(Stored records)
┄┄┄┄┄┄┄┄┄┄┄┄┄┄┄┄┄┄┄┄

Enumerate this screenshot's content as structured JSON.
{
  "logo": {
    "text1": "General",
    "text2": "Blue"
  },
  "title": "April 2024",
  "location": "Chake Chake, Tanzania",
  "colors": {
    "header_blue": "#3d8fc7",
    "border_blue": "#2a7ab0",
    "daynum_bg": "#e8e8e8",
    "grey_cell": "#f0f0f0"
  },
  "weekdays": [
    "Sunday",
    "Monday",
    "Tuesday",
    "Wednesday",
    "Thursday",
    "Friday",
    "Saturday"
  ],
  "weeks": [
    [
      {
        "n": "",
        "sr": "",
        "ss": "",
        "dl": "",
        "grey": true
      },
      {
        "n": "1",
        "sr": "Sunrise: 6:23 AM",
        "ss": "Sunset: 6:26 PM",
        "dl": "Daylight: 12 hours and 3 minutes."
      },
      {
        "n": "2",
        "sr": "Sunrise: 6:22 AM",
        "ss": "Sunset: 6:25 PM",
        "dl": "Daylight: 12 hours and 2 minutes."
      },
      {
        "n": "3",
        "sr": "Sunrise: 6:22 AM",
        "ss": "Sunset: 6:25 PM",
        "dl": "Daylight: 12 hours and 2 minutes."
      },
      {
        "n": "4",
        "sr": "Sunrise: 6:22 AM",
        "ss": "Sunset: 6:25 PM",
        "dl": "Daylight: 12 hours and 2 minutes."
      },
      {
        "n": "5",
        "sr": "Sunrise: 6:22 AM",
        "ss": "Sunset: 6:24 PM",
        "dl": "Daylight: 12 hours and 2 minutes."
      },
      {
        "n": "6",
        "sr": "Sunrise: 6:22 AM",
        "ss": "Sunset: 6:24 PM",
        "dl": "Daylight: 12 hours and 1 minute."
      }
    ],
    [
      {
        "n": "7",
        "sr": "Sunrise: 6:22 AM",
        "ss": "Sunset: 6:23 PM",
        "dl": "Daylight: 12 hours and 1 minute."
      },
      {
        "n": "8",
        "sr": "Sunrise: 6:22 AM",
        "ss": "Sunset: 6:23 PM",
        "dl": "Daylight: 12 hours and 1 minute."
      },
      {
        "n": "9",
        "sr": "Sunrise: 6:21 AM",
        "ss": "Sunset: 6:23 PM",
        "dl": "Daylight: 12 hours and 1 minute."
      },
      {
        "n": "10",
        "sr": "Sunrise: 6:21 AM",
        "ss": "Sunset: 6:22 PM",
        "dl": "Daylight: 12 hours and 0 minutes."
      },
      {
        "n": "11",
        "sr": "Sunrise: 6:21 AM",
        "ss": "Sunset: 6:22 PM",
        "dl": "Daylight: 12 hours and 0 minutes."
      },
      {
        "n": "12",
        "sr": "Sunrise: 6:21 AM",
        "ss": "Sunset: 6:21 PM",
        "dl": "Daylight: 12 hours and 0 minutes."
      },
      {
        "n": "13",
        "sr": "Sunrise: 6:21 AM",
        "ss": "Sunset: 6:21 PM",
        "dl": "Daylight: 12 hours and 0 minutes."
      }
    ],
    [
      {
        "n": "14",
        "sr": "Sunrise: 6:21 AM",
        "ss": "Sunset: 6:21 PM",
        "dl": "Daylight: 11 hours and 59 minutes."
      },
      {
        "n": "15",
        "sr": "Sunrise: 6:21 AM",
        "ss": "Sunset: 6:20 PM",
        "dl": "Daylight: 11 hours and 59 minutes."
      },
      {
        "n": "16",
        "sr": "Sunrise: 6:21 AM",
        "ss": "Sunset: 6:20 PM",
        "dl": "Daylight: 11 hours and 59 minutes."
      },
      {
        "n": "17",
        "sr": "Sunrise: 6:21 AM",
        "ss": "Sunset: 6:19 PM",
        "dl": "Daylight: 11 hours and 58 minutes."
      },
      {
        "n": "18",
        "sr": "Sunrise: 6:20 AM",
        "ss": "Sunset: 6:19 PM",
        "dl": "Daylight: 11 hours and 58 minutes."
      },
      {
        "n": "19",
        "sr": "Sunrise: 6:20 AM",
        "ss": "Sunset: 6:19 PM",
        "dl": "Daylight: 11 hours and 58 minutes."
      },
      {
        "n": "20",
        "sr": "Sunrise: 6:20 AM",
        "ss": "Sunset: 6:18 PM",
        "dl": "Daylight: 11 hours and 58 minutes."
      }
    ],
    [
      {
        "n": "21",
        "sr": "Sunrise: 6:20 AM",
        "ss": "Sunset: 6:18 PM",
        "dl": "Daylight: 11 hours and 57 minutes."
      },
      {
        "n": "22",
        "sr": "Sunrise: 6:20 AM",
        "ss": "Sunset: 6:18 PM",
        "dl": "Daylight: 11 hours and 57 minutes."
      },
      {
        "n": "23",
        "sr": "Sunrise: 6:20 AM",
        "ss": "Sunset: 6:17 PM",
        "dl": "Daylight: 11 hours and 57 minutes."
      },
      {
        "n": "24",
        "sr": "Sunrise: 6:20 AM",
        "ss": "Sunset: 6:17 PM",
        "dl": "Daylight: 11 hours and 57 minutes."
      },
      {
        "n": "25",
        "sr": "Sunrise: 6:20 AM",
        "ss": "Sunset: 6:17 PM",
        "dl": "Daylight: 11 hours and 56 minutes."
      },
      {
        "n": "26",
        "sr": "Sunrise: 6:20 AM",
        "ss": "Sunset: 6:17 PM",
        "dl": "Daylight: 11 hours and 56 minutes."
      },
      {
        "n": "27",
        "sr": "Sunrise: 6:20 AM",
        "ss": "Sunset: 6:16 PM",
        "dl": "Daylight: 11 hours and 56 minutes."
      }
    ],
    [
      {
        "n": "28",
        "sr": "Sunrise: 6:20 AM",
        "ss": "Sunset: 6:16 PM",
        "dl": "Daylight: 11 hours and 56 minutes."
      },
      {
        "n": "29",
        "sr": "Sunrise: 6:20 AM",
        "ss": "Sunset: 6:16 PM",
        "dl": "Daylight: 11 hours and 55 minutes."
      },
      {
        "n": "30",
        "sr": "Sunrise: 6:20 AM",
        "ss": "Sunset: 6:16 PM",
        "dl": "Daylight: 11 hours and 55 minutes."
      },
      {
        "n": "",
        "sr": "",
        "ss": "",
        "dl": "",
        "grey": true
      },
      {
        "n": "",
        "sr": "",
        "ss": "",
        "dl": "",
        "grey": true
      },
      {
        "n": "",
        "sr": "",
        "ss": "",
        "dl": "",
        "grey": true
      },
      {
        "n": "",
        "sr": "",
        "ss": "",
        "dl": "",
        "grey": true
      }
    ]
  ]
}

┄┄┄┄┄┄┄┄┄┄┄┄┄┄┄┄┄┄┄┄

Challenge. Type out all of the material again, word for word.

Task output.
Enumerate this screenshot's content as structured JSON.
{
  "logo": {
    "text1": "General",
    "text2": "Blue"
  },
  "title": "April 2024",
  "location": "Chake Chake, Tanzania",
  "colors": {
    "header_blue": "#3d8fc7",
    "border_blue": "#2a7ab0",
    "daynum_bg": "#e8e8e8",
    "grey_cell": "#f0f0f0"
  },
  "weekdays": [
    "Sunday",
    "Monday",
    "Tuesday",
    "Wednesday",
    "Thursday",
    "Friday",
    "Saturday"
  ],
  "weeks": [
    [
      {
        "n": "",
        "sr": "",
        "ss": "",
        "dl": "",
        "grey": true
      },
      {
        "n": "1",
        "sr": "Sunrise: 6:23 AM",
        "ss": "Sunset: 6:26 PM",
        "dl": "Daylight: 12 hours and 3 minutes."
      },
      {
        "n": "2",
        "sr": "Sunrise: 6:22 AM",
        "ss": "Sunset: 6:25 PM",
        "dl": "Daylight: 12 hours and 2 minutes."
      },
      {
        "n": "3",
        "sr": "Sunrise: 6:22 AM",
        "ss": "Sunset: 6:25 PM",
        "dl": "Daylight: 12 hours and 2 minutes."
      },
      {
        "n": "4",
        "sr": "Sunrise: 6:22 AM",
        "ss": "Sunset: 6:25 PM",
        "dl": "Daylight: 12 hours and 2 minutes."
      },
      {
        "n": "5",
        "sr": "Sunrise: 6:22 AM",
        "ss": "Sunset: 6:24 PM",
        "dl": "Daylight: 12 hours and 2 minutes."
      },
      {
        "n": "6",
        "sr": "Sunrise: 6:22 AM",
        "ss": "Sunset: 6:24 PM",
        "dl": "Daylight: 12 hours and 1 minute."
      }
    ],
    [
      {
        "n": "7",
        "sr": "Sunrise: 6:22 AM",
        "ss": "Sunset: 6:23 PM",
        "dl": "Daylight: 12 hours and 1 minute."
      },
      {
        "n": "8",
        "sr": "Sunrise: 6:22 AM",
        "ss": "Sunset: 6:23 PM",
        "dl": "Daylight: 12 hours and 1 minute."
      },
      {
        "n": "9",
        "sr": "Sunrise: 6:21 AM",
        "ss": "Sunset: 6:23 PM",
        "dl": "Daylight: 12 hours and 1 minute."
      },
      {
        "n": "10",
        "sr": "Sunrise: 6:21 AM",
        "ss": "Sunset: 6:22 PM",
        "dl": "Daylight: 12 hours and 0 minutes."
      },
      {
        "n": "11",
        "sr": "Sunrise: 6:21 AM",
        "ss": "Sunset: 6:22 PM",
        "dl": "Daylight: 12 hours and 0 minutes."
      },
      {
        "n": "12",
        "sr": "Sunrise: 6:21 AM",
        "ss": "Sunset: 6:21 PM",
        "dl": "Daylight: 12 hours and 0 minutes."
      },
      {
        "n": "13",
        "sr": "Sunrise: 6:21 AM",
        "ss": "Sunset: 6:21 PM",
        "dl": "Daylight: 12 hours and 0 minutes."
      }
    ],
    [
      {
        "n": "14",
        "sr": "Sunrise: 6:21 AM",
        "ss": "Sunset: 6:21 PM",
        "dl": "Daylight: 11 hours and 59 minutes."
      },
      {
        "n": "15",
        "sr": "Sunrise: 6:21 AM",
        "ss": "Sunset: 6:20 PM",
        "dl": "Daylight: 11 hours and 59 minutes."
      },
      {
        "n": "16",
        "sr": "Sunrise: 6:21 AM",
        "ss": "Sunset: 6:20 PM",
        "dl": "Daylight: 11 hours and 59 minutes."
      },
      {
        "n": "17",
        "sr": "Sunrise: 6:21 AM",
        "ss": "Sunset: 6:19 PM",
        "dl": "Daylight: 11 hours and 58 minutes."
      },
      {
        "n": "18",
        "sr": "Sunrise: 6:20 AM",
        "ss": "Sunset: 6:19 PM",
        "dl": "Daylight: 11 hours and 58 minutes."
      },
      {
        "n": "19",
        "sr": "Sunrise: 6:20 AM",
        "ss": "Sunset: 6:19 PM",
        "dl": "Daylight: 11 hours and 58 minutes."
      },
      {
        "n": "20",
        "sr": "Sunrise: 6:20 AM",
        "ss": "Sunset: 6:18 PM",
        "dl": "Daylight: 11 hours and 58 minutes."
      }
    ],
    [
      {
        "n": "21",
        "sr": "Sunrise: 6:20 AM",
        "ss": "Sunset: 6:18 PM",
        "dl": "Daylight: 11 hours and 57 minutes."
      },
      {
        "n": "22",
        "sr": "Sunrise: 6:20 AM",
        "ss": "Sunset: 6:18 PM",
        "dl": "Daylight: 11 hours and 57 minutes."
      },
      {
        "n": "23",
        "sr": "Sunrise: 6:20 AM",
        "ss": "Sunset: 6:17 PM",
        "dl": "Daylight: 11 hours and 57 minutes."
      },
      {
        "n": "24",
        "sr": "Sunrise: 6:20 AM",
        "ss": "Sunset: 6:17 PM",
        "dl": "Daylight: 11 hours and 57 minutes."
      },
      {
        "n": "25",
        "sr": "Sunrise: 6:20 AM",
        "ss": "Sunset: 6:17 PM",
        "dl": "Daylight: 11 hours and 56 minutes."
      },
      {
        "n": "26",
        "sr": "Sunrise: 6:20 AM",
        "ss": "Sunset: 6:17 PM",
        "dl": "Daylight: 11 hours and 56 minutes."
      },
      {
        "n": "27",
        "sr": "Sunrise: 6:20 AM",
        "ss": "Sunset: 6:16 PM",
        "dl": "Daylight: 11 hours and 56 minutes."
      }
    ],
    [
      {
        "n": "28",
        "sr": "Sunrise: 6:20 AM",
        "ss": "Sunset: 6:16 PM",
        "dl": "Daylight: 11 hours and 56 minutes."
      },
      {
        "n": "29",
        "sr": "Sunrise: 6:20 AM",
        "ss": "Sunset: 6:16 PM",
        "dl": "Daylight: 11 hours and 55 minutes."
      },
      {
        "n": "30",
        "sr": "Sunrise: 6:20 AM",
        "ss": "Sunset: 6:16 PM",
        "dl": "Daylight: 11 hours and 55 minutes."
      },
      {
        "n": "",
        "sr": "",
        "ss": "",
        "dl": "",
        "grey": true
      },
      {
        "n": "",
        "sr": "",
        "ss": "",
        "dl": "",
        "grey": true
      },
      {
        "n": "",
        "sr": "",
        "ss": "",
        "dl": "",
        "grey": true
      },
      {
        "n": "",
        "sr": "",
        "ss": "",
        "dl": "",
        "grey": true
      }
    ]
  ]
}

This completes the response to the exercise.